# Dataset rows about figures
═══

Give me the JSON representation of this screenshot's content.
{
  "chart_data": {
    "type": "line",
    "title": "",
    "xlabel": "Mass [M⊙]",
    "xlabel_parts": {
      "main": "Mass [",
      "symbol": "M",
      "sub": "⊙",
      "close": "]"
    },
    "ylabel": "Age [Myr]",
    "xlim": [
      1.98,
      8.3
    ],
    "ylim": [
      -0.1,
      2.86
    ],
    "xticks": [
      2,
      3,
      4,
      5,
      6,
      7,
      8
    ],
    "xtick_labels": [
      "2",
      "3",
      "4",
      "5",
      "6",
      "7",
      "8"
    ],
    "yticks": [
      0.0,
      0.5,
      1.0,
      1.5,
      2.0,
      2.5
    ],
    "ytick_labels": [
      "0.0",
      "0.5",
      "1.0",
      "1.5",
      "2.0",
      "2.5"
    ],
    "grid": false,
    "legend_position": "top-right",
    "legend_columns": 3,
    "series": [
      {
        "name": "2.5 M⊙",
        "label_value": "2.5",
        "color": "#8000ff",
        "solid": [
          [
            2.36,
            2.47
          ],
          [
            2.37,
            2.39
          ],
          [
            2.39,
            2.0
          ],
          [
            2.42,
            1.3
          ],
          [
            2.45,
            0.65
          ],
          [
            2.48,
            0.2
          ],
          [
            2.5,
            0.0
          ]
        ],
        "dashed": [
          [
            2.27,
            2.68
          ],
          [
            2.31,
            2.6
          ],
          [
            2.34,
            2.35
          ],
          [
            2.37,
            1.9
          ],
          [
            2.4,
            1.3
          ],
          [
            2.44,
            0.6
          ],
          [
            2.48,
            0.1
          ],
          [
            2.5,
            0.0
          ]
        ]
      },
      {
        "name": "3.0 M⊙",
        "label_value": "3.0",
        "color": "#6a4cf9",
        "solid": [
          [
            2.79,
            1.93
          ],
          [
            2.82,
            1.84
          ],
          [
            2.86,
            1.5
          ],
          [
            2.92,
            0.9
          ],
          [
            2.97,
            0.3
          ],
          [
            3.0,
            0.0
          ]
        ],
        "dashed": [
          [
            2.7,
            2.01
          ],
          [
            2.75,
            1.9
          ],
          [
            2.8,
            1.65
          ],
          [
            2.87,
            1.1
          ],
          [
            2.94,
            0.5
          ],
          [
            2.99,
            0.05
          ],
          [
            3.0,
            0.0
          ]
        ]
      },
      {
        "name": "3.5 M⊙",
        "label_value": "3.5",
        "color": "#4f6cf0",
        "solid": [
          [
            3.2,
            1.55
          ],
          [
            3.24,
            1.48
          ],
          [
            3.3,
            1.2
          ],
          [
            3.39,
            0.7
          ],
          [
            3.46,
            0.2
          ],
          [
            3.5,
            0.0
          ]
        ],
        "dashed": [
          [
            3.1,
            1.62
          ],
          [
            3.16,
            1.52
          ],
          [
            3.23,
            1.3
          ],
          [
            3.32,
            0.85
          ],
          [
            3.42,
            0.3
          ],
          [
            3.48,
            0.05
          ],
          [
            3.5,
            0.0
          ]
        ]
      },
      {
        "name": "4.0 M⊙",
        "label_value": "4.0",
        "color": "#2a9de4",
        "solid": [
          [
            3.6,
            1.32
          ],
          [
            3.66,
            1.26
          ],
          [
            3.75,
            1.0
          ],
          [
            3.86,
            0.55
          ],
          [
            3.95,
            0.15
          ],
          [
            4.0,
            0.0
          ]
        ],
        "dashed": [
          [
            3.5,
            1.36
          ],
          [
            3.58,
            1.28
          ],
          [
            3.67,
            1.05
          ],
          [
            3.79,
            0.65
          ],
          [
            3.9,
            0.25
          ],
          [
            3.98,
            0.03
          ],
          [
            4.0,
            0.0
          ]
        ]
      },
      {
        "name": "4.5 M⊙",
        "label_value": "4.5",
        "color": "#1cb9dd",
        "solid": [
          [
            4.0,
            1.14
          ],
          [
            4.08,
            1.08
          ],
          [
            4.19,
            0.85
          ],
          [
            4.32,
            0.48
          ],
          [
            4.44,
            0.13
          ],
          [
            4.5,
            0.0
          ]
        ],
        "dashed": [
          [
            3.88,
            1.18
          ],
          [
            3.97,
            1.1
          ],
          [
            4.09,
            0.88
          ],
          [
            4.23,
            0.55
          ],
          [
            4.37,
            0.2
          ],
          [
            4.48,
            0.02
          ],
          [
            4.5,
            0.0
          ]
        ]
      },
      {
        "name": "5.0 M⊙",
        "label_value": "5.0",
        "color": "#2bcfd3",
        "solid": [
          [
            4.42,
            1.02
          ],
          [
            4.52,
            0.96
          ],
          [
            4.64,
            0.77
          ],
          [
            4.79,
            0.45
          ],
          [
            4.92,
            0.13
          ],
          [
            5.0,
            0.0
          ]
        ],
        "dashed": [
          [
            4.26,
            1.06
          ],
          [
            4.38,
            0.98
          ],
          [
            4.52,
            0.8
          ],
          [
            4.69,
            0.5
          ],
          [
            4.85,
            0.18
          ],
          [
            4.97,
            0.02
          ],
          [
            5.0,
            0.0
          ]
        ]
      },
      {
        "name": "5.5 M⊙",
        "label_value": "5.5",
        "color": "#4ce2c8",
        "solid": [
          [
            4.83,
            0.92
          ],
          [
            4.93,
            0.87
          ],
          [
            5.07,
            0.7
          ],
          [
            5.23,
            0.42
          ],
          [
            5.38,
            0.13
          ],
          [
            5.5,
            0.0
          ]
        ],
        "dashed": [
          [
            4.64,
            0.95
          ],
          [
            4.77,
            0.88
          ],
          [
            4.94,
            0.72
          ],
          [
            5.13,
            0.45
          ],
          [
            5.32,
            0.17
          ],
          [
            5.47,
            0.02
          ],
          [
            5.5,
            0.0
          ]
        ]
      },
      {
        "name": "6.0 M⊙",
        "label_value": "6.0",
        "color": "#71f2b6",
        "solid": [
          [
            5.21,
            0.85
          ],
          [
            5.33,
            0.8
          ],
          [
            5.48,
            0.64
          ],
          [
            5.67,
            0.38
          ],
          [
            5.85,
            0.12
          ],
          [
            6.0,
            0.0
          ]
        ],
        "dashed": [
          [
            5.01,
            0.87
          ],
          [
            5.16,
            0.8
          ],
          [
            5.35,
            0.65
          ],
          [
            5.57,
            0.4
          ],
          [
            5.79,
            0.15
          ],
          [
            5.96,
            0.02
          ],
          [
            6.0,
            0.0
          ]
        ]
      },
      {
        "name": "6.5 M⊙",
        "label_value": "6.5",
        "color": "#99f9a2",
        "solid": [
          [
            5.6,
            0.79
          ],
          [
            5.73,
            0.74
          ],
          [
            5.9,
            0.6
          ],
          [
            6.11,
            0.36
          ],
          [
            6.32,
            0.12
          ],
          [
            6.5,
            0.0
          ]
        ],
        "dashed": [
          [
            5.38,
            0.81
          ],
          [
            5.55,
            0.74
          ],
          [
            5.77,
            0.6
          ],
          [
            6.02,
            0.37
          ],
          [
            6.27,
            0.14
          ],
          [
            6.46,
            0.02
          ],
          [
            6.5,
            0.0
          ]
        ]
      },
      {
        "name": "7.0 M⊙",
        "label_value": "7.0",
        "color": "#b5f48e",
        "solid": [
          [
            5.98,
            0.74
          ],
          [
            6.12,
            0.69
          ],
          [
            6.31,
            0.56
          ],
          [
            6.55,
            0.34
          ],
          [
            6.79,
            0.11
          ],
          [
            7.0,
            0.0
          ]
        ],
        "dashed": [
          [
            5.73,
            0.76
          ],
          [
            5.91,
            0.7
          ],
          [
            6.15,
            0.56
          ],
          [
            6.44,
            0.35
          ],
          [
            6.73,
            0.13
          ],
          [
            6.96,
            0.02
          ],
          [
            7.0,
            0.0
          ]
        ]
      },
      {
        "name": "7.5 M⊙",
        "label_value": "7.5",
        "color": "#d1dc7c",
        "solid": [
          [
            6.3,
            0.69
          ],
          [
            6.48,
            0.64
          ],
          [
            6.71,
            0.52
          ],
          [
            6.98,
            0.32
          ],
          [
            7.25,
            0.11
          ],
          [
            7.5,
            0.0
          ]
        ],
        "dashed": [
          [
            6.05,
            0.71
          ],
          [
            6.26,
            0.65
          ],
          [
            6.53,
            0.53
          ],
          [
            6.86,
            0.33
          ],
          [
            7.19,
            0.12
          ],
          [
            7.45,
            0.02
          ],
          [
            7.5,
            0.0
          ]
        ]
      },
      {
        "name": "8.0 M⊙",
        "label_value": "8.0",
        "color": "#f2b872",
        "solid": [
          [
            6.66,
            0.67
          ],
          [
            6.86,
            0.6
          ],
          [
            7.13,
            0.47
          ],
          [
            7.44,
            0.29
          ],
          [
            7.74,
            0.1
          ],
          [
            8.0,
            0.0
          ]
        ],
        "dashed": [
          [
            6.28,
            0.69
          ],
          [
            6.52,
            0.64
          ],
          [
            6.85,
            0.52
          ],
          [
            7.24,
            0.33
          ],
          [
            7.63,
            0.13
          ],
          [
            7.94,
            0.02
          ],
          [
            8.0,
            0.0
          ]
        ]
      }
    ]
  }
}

═══

# Task statement
From the listing, copy each line containing the word "color".

# Solution for this task
        "color": "#8000ff",
        "color": "#6a4cf9",
        "color": "#4f6cf0",
        "color": "#2a9de4",
        "color": "#1cb9dd",
        "color": "#2bcfd3",
        "color": "#4ce2c8",
        "color": "#71f2b6",
        "color": "#99f9a2",
        "color": "#b5f48e",
        "color": "#d1dc7c",
        "color": "#f2b872",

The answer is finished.